BRIEF: Report how many lines of the following entries include the string "title"; respond with the number alone.

==== PROVIDED RECORDS ====

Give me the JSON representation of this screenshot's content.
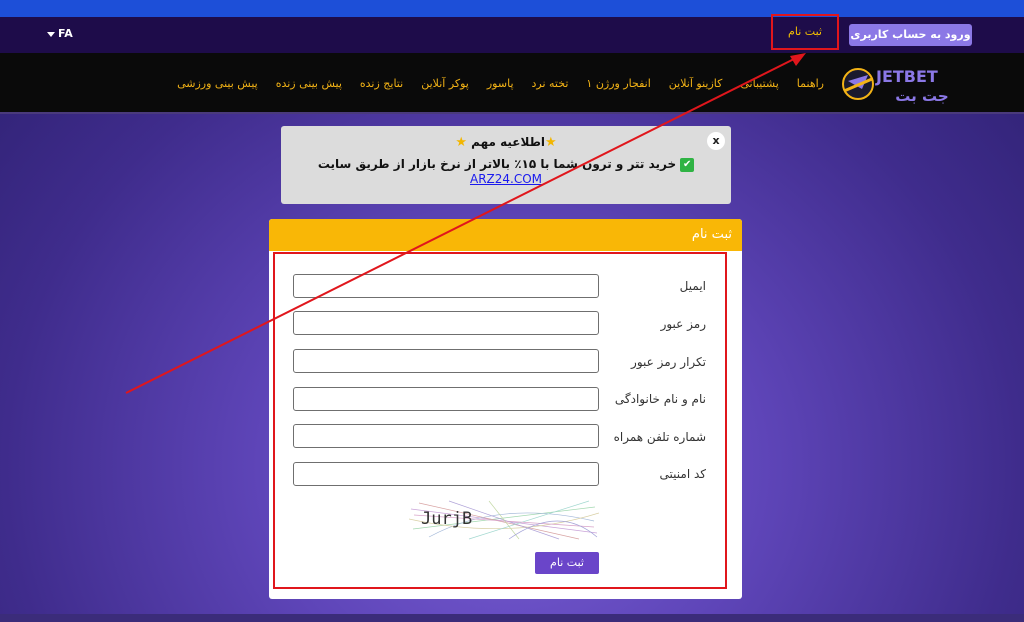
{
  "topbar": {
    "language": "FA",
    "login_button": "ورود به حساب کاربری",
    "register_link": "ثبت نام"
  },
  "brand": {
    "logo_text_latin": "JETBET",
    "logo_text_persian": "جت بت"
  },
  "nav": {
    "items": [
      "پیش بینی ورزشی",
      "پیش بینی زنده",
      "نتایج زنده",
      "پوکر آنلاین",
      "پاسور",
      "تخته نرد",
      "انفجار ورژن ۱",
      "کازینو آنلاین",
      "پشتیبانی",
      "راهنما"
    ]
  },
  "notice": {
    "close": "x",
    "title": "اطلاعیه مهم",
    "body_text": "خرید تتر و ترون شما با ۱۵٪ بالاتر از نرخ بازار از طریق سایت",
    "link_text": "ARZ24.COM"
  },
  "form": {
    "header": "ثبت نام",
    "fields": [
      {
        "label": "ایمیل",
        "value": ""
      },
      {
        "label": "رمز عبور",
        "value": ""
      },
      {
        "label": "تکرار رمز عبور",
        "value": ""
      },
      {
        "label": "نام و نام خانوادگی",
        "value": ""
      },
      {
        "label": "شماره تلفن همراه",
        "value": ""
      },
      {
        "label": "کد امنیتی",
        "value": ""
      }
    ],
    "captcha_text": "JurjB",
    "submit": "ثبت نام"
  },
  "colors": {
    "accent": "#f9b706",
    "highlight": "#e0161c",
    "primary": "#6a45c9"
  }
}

====
==== PROVIDED RECORDS ====

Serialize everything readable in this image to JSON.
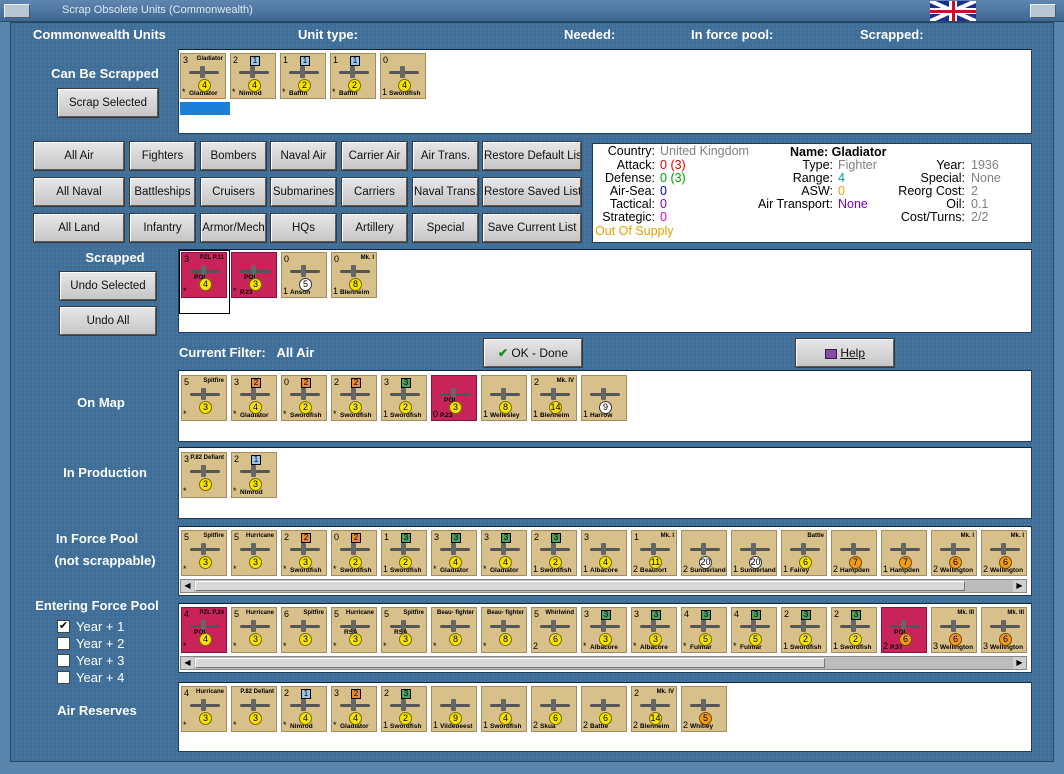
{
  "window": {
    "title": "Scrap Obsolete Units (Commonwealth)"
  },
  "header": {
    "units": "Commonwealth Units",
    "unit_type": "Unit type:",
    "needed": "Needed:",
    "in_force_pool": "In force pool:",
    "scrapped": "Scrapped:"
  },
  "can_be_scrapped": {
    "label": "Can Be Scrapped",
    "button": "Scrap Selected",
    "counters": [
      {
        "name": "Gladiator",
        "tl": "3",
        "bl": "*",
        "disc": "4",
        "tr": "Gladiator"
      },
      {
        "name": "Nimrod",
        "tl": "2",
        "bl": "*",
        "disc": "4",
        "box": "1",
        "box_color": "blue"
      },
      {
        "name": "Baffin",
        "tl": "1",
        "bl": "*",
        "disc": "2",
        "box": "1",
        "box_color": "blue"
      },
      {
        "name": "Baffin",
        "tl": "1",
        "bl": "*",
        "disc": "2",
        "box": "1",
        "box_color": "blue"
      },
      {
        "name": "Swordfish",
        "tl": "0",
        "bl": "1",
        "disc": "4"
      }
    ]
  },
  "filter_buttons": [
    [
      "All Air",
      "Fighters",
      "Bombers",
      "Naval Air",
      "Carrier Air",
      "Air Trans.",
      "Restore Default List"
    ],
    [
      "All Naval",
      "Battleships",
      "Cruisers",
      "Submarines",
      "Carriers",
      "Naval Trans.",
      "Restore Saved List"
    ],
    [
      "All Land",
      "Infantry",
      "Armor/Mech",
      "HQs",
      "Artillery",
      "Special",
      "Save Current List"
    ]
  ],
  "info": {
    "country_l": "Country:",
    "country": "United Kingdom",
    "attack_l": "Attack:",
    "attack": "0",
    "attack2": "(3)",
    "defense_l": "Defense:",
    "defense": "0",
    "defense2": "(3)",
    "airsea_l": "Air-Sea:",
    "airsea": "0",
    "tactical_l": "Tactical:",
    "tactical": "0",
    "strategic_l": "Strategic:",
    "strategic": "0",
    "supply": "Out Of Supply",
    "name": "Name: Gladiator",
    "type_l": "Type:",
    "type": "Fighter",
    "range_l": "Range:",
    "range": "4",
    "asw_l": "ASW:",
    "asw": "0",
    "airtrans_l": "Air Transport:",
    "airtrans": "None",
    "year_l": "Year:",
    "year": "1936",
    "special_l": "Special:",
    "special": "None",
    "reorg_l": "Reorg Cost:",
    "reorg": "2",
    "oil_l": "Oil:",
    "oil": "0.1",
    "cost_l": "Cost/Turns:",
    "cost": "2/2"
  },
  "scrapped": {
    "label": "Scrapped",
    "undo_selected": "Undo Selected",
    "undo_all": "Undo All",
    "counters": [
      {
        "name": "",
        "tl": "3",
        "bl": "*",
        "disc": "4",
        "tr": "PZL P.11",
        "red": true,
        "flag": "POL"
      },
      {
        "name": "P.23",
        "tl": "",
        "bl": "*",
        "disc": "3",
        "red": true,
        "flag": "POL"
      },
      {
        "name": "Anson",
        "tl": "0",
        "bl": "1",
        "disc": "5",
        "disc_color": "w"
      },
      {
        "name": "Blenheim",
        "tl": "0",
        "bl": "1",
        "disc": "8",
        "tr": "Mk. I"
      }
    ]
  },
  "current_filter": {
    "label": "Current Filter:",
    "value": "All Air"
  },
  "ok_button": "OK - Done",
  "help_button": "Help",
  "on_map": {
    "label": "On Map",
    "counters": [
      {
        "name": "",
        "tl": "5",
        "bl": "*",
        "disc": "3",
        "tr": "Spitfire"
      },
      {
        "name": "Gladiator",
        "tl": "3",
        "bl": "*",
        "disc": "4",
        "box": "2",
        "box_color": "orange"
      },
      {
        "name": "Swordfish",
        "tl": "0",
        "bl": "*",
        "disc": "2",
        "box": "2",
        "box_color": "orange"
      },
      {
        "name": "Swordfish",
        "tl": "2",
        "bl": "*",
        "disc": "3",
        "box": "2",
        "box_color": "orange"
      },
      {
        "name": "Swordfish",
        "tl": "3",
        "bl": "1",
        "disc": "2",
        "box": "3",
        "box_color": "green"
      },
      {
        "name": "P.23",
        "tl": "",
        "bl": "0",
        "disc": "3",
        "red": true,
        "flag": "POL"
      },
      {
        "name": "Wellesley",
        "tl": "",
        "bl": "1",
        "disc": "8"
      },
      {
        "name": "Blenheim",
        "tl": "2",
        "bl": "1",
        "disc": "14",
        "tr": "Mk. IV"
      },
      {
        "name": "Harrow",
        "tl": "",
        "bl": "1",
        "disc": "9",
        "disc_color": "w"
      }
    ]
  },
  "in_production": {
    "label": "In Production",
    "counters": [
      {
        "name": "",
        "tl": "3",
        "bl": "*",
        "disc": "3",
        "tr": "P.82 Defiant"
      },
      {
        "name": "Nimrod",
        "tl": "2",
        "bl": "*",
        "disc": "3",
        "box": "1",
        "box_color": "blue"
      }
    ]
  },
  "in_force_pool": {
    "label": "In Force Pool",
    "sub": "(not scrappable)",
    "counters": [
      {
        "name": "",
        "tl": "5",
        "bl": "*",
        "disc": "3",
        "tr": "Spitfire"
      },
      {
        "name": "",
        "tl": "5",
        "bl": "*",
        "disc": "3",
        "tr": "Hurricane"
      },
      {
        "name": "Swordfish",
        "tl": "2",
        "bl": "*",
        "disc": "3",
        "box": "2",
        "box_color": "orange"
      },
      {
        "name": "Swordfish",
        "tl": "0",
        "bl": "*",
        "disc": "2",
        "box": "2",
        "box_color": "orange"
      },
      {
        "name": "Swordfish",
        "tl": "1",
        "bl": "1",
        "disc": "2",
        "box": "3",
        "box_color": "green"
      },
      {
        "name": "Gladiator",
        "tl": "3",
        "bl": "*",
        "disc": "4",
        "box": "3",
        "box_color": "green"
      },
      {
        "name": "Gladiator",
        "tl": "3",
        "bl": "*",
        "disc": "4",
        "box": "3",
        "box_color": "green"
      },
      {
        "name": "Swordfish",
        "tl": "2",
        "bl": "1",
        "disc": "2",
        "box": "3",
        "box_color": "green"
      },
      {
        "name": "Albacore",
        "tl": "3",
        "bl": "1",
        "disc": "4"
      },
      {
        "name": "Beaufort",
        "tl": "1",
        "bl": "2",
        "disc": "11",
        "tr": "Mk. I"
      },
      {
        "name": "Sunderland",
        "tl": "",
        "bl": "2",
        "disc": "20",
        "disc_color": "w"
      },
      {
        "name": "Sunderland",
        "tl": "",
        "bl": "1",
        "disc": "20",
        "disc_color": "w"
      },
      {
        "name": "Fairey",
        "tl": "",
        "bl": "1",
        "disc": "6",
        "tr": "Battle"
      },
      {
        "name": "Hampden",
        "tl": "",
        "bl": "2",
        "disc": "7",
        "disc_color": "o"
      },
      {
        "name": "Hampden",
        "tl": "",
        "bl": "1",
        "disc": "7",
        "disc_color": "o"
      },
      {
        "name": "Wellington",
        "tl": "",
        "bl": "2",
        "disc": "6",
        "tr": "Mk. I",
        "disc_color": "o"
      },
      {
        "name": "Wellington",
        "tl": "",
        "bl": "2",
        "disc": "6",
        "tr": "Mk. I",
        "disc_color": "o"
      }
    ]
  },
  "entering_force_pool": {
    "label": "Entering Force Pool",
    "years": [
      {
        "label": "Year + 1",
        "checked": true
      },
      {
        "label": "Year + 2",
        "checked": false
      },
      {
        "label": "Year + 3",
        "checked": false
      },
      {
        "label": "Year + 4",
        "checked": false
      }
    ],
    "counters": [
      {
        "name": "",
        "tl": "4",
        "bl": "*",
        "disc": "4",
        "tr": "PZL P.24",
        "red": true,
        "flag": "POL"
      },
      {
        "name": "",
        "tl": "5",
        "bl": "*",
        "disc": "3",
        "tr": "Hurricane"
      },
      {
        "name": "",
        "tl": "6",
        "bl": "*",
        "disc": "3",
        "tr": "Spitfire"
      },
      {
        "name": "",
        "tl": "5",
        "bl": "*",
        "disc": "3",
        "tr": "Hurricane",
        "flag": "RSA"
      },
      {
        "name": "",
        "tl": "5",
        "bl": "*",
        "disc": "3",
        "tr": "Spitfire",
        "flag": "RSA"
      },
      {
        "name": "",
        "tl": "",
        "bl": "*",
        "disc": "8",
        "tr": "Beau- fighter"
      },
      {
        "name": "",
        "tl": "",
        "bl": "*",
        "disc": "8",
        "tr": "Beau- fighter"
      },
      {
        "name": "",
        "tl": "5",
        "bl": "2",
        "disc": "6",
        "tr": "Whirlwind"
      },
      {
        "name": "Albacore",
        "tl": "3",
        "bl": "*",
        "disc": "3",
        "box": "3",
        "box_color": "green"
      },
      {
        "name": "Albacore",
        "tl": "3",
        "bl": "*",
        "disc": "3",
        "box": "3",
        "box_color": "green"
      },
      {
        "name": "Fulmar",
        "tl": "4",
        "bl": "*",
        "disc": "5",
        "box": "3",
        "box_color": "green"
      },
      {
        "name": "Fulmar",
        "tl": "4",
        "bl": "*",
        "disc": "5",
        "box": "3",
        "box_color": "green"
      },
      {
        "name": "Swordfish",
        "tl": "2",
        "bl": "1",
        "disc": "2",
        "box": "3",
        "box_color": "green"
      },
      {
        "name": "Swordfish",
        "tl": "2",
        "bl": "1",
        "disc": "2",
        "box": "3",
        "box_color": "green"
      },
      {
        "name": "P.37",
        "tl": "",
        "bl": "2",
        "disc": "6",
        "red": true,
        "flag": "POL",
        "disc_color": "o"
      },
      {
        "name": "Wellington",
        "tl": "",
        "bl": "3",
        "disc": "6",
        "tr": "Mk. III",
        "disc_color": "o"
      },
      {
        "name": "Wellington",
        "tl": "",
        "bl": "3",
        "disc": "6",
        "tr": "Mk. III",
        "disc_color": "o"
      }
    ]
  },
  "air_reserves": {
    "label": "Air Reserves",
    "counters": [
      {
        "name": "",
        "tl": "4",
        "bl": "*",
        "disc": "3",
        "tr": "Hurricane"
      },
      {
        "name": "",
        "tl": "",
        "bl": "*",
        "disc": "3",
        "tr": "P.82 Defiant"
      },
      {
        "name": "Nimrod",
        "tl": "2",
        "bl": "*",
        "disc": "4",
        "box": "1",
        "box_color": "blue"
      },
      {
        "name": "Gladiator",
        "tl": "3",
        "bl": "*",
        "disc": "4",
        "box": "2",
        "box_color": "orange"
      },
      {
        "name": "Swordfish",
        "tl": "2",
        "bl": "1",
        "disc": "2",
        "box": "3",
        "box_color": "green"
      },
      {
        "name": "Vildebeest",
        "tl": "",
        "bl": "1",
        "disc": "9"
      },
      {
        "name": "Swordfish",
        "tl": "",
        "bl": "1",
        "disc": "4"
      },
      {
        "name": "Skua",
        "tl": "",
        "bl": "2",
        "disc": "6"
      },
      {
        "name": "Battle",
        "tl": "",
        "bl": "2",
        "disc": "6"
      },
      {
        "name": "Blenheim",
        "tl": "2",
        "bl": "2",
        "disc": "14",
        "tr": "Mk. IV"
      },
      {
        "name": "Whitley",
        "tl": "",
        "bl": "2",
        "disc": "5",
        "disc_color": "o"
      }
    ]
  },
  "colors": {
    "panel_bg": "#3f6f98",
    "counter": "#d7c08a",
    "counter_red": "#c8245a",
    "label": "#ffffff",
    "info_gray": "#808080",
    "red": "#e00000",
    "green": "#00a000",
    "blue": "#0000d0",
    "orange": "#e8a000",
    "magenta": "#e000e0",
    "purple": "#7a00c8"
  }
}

====
==== PROVIDED RECORDS ====

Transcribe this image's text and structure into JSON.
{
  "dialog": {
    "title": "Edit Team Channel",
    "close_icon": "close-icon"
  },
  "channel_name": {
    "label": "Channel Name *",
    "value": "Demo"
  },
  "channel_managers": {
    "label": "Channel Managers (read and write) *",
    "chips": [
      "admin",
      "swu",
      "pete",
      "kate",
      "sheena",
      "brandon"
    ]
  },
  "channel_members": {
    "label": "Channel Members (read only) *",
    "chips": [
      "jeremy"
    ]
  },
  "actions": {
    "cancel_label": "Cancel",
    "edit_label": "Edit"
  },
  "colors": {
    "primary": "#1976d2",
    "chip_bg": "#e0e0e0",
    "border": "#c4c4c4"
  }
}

====

FINISHED TASK: 3